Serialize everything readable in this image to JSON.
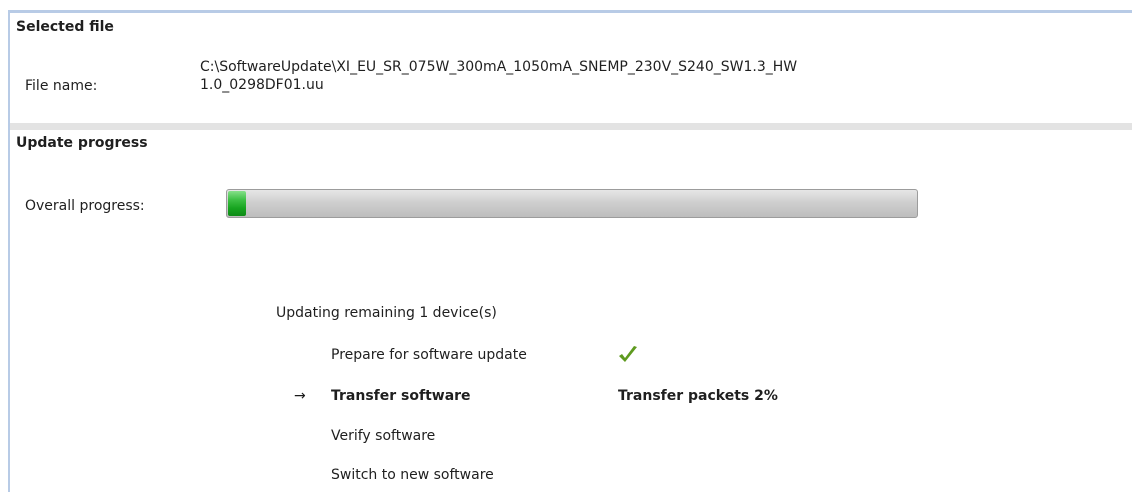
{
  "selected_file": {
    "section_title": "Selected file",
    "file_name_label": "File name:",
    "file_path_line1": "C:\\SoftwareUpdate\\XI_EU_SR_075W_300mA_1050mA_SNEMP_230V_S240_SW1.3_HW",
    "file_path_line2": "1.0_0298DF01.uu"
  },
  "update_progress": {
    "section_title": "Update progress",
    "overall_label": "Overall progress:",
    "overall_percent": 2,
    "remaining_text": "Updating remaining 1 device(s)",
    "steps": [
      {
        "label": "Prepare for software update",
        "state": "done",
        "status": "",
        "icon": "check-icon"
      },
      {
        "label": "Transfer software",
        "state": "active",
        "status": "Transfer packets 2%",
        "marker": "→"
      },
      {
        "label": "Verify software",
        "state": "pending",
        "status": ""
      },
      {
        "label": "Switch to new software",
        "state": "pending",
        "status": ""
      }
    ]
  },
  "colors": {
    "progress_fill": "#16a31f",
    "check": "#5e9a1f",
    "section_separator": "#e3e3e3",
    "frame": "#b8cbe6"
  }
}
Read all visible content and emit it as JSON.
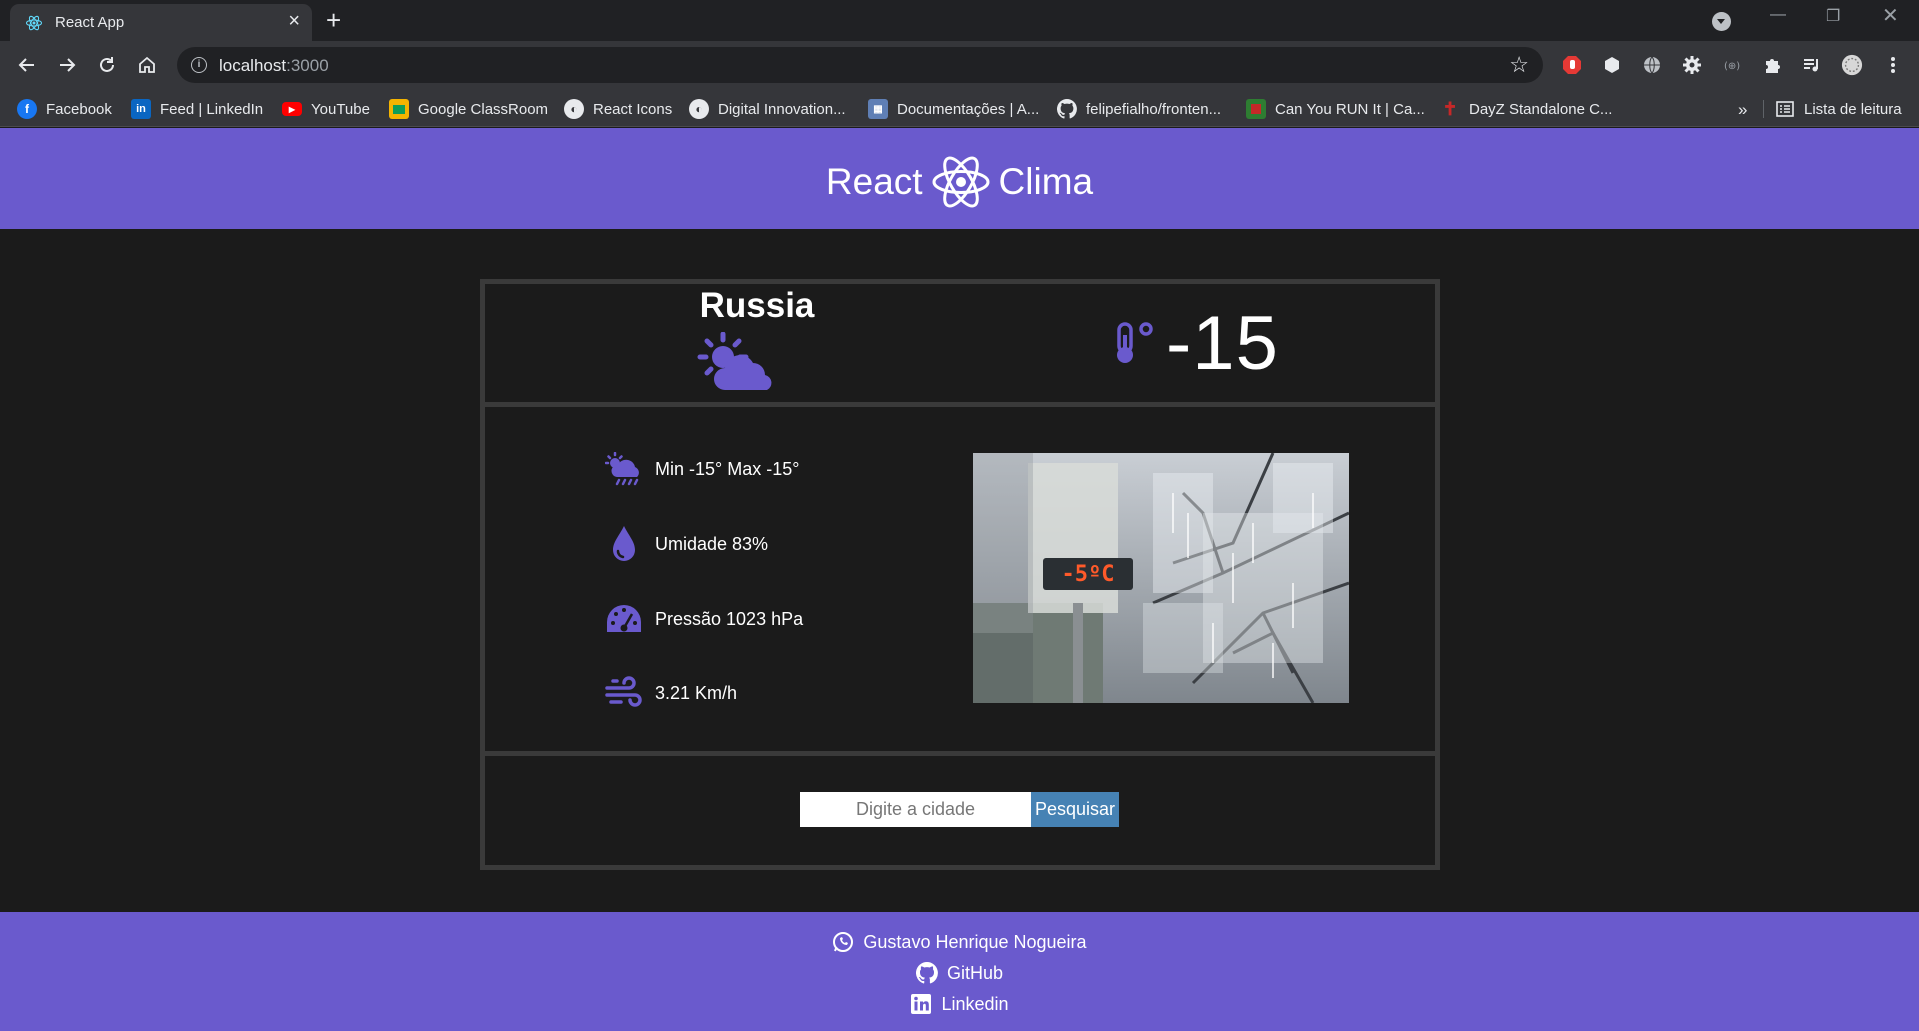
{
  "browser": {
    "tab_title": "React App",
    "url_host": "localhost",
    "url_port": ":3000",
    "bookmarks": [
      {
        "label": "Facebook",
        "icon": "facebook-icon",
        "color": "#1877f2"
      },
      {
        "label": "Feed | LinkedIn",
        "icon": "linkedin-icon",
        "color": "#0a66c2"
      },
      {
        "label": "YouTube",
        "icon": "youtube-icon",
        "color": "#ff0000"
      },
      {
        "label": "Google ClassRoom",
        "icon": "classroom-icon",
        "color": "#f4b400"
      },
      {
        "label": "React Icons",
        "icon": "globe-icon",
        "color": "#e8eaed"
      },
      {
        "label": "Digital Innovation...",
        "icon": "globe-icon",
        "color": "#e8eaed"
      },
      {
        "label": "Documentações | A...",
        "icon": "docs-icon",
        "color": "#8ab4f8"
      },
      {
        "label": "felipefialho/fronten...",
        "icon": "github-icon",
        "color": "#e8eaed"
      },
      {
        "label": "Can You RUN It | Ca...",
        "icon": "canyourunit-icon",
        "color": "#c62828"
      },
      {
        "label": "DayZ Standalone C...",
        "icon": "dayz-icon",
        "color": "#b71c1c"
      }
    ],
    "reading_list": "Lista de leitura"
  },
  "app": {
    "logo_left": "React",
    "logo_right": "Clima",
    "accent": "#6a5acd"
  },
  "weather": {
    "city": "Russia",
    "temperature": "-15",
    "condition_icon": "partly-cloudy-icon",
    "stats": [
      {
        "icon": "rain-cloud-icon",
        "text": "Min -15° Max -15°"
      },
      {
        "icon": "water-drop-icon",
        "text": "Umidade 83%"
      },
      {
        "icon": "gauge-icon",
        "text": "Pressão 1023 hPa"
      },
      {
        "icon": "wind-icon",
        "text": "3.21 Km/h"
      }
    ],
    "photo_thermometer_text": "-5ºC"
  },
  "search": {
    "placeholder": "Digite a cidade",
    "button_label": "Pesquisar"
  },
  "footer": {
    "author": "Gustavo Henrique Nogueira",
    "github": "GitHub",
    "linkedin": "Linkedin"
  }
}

==

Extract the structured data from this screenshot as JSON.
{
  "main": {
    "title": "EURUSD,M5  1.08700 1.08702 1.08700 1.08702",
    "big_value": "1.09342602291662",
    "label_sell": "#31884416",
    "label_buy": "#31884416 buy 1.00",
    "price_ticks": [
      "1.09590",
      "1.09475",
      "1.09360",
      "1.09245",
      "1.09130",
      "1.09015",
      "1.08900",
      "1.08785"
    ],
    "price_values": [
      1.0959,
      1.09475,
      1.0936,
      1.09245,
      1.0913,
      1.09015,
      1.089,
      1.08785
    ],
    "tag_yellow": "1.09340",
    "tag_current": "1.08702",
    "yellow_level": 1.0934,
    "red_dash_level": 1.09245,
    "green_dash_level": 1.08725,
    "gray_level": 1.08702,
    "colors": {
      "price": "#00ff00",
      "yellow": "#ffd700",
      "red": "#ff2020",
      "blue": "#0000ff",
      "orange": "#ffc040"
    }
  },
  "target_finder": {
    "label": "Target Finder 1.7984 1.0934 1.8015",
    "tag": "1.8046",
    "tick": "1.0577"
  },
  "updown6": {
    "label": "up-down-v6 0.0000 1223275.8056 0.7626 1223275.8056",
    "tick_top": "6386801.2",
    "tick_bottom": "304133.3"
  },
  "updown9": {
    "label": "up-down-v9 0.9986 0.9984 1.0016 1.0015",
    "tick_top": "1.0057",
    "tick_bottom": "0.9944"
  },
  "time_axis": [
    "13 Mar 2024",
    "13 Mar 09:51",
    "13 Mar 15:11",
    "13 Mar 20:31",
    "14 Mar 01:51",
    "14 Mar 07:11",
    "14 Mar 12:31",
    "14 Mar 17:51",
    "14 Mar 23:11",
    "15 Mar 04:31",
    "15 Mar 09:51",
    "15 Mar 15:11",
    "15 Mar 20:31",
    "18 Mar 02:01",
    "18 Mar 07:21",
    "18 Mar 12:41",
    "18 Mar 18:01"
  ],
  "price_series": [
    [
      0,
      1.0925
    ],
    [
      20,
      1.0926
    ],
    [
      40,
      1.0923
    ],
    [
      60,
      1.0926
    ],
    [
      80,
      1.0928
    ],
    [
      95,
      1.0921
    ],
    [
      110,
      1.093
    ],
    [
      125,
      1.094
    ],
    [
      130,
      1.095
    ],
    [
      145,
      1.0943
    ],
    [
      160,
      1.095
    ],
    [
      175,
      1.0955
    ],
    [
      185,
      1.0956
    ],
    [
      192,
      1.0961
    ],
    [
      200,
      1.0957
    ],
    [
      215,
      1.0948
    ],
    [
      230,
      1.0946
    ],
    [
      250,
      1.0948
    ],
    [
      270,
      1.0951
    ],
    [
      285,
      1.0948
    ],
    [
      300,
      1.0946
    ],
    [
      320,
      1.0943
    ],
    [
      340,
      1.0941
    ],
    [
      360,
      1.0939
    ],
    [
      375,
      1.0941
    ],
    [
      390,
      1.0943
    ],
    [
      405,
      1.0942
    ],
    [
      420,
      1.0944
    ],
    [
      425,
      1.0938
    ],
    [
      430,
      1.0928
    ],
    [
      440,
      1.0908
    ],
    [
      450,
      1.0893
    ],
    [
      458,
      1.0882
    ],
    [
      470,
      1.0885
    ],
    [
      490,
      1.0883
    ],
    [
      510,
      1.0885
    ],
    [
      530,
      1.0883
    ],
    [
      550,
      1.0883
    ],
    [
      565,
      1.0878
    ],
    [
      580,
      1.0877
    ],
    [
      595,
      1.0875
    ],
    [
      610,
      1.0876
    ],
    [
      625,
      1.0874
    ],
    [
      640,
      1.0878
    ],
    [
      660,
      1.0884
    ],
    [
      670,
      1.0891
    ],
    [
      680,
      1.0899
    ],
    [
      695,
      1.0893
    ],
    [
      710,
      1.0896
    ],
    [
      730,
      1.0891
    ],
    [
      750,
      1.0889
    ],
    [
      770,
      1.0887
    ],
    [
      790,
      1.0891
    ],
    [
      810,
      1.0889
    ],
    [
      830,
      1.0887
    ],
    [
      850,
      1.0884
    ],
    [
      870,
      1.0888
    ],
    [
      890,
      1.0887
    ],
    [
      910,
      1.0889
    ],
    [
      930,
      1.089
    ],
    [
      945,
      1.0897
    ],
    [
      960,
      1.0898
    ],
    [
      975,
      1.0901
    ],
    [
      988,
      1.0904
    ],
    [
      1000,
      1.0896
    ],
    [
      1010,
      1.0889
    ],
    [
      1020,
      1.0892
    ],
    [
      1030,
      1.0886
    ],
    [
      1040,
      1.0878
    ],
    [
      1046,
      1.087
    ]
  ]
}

(CHALLENGE): Return every line from the records above that holds the word "this".

(COMPLETE ANSWER):
Serialize everything readable in this image to JSON.
Extract the structured data from this screenshot as JSON.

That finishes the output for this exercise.